#### MATERIAL A PROCESSAR

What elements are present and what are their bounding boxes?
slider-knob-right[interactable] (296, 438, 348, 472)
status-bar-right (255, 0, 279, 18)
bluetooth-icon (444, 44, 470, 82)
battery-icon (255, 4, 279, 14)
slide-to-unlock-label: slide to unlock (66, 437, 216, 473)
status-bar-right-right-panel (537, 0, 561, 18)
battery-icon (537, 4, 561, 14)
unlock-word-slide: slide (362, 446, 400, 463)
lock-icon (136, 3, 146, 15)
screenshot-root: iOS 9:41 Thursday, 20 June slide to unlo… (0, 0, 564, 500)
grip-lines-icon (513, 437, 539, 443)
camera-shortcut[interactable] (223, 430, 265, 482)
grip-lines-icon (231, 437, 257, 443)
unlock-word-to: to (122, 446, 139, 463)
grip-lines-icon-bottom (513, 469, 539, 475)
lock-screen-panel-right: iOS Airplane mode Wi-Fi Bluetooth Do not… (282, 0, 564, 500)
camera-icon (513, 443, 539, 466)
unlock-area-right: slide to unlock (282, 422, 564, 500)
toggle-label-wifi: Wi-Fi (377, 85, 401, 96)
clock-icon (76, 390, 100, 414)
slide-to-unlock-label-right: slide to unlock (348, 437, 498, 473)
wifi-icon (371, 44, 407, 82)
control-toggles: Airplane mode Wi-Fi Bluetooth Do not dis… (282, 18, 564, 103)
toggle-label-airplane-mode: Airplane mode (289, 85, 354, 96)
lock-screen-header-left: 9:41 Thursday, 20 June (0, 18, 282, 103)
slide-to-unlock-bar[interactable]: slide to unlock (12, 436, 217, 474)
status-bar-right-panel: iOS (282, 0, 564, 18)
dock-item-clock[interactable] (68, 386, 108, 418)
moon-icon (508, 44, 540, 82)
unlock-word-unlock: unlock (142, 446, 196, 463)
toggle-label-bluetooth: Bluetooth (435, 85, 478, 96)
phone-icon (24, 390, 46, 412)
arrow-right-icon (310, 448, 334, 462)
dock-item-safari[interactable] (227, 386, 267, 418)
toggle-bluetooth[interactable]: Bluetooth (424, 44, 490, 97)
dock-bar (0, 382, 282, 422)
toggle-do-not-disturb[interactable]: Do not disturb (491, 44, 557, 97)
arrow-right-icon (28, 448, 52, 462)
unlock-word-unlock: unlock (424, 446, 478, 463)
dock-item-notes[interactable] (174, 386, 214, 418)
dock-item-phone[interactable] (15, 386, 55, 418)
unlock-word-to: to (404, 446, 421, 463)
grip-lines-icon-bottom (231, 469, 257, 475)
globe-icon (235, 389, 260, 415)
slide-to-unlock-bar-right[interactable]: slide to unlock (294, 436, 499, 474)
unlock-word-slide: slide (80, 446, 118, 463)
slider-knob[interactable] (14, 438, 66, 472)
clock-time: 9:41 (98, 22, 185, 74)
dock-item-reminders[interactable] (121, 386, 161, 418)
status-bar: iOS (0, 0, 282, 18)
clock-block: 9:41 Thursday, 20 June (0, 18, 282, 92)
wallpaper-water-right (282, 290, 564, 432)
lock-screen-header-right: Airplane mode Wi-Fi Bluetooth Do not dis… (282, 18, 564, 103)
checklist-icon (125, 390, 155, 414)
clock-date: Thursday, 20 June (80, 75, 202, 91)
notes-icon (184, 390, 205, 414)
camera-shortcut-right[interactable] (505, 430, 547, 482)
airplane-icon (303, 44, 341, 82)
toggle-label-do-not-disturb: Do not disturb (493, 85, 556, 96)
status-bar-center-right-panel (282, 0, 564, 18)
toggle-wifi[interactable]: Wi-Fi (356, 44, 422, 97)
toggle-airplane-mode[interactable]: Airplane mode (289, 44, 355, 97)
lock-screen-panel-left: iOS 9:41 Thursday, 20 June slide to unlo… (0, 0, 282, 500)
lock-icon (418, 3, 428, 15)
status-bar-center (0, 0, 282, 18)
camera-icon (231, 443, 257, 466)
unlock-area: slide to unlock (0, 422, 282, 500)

########

EXERCÍCIO » Por favor, reproduza estas linhas exatamente como estão, do início ao fim do material.

RESPOSTA »
What elements are present and what are their bounding boxes?
slider-knob-right[interactable] (296, 438, 348, 472)
status-bar-right (255, 0, 279, 18)
bluetooth-icon (444, 44, 470, 82)
battery-icon (255, 4, 279, 14)
slide-to-unlock-label: slide to unlock (66, 437, 216, 473)
status-bar-right-right-panel (537, 0, 561, 18)
battery-icon (537, 4, 561, 14)
unlock-word-slide: slide (362, 446, 400, 463)
lock-icon (136, 3, 146, 15)
screenshot-root: iOS 9:41 Thursday, 20 June slide to unlo… (0, 0, 564, 500)
grip-lines-icon (513, 437, 539, 443)
camera-shortcut[interactable] (223, 430, 265, 482)
grip-lines-icon (231, 437, 257, 443)
unlock-word-to: to (122, 446, 139, 463)
grip-lines-icon-bottom (513, 469, 539, 475)
lock-screen-panel-right: iOS Airplane mode Wi-Fi Bluetooth Do not… (282, 0, 564, 500)
camera-icon (513, 443, 539, 466)
unlock-area-right: slide to unlock (282, 422, 564, 500)
toggle-label-wifi: Wi-Fi (377, 85, 401, 96)
clock-icon (76, 390, 100, 414)
slide-to-unlock-label-right: slide to unlock (348, 437, 498, 473)
wifi-icon (371, 44, 407, 82)
control-toggles: Airplane mode Wi-Fi Bluetooth Do not dis… (282, 18, 564, 103)
toggle-label-airplane-mode: Airplane mode (289, 85, 354, 96)
lock-screen-header-left: 9:41 Thursday, 20 June (0, 18, 282, 103)
slide-to-unlock-bar[interactable]: slide to unlock (12, 436, 217, 474)
status-bar-right-panel: iOS (282, 0, 564, 18)
dock-item-clock[interactable] (68, 386, 108, 418)
moon-icon (508, 44, 540, 82)
unlock-word-unlock: unlock (142, 446, 196, 463)
toggle-label-bluetooth: Bluetooth (435, 85, 478, 96)
phone-icon (24, 390, 46, 412)
arrow-right-icon (310, 448, 334, 462)
dock-item-safari[interactable] (227, 386, 267, 418)
toggle-bluetooth[interactable]: Bluetooth (424, 44, 490, 97)
dock-bar (0, 382, 282, 422)
toggle-do-not-disturb[interactable]: Do not disturb (491, 44, 557, 97)
arrow-right-icon (28, 448, 52, 462)
unlock-word-unlock: unlock (424, 446, 478, 463)
dock-item-notes[interactable] (174, 386, 214, 418)
dock-item-phone[interactable] (15, 386, 55, 418)
unlock-word-to: to (404, 446, 421, 463)
grip-lines-icon-bottom (231, 469, 257, 475)
globe-icon (235, 389, 260, 415)
slide-to-unlock-bar-right[interactable]: slide to unlock (294, 436, 499, 474)
unlock-word-slide: slide (80, 446, 118, 463)
slider-knob[interactable] (14, 438, 66, 472)
clock-time: 9:41 (98, 22, 185, 74)
dock-item-reminders[interactable] (121, 386, 161, 418)
status-bar: iOS (0, 0, 282, 18)
clock-block: 9:41 Thursday, 20 June (0, 18, 282, 92)
wallpaper-water-right (282, 290, 564, 432)
lock-screen-header-right: Airplane mode Wi-Fi Bluetooth Do not dis… (282, 18, 564, 103)
checklist-icon (125, 390, 155, 414)
clock-date: Thursday, 20 June (80, 75, 202, 91)
notes-icon (184, 390, 205, 414)
camera-shortcut-right[interactable] (505, 430, 547, 482)
airplane-icon (303, 44, 341, 82)
toggle-label-do-not-disturb: Do not disturb (493, 85, 556, 96)
status-bar-center-right-panel (282, 0, 564, 18)
toggle-wifi[interactable]: Wi-Fi (356, 44, 422, 97)
toggle-airplane-mode[interactable]: Airplane mode (289, 44, 355, 97)
lock-screen-panel-left: iOS 9:41 Thursday, 20 June slide to unlo… (0, 0, 282, 500)
lock-icon (418, 3, 428, 15)
status-bar-center (0, 0, 282, 18)
camera-icon (231, 443, 257, 466)
unlock-area: slide to unlock (0, 422, 282, 500)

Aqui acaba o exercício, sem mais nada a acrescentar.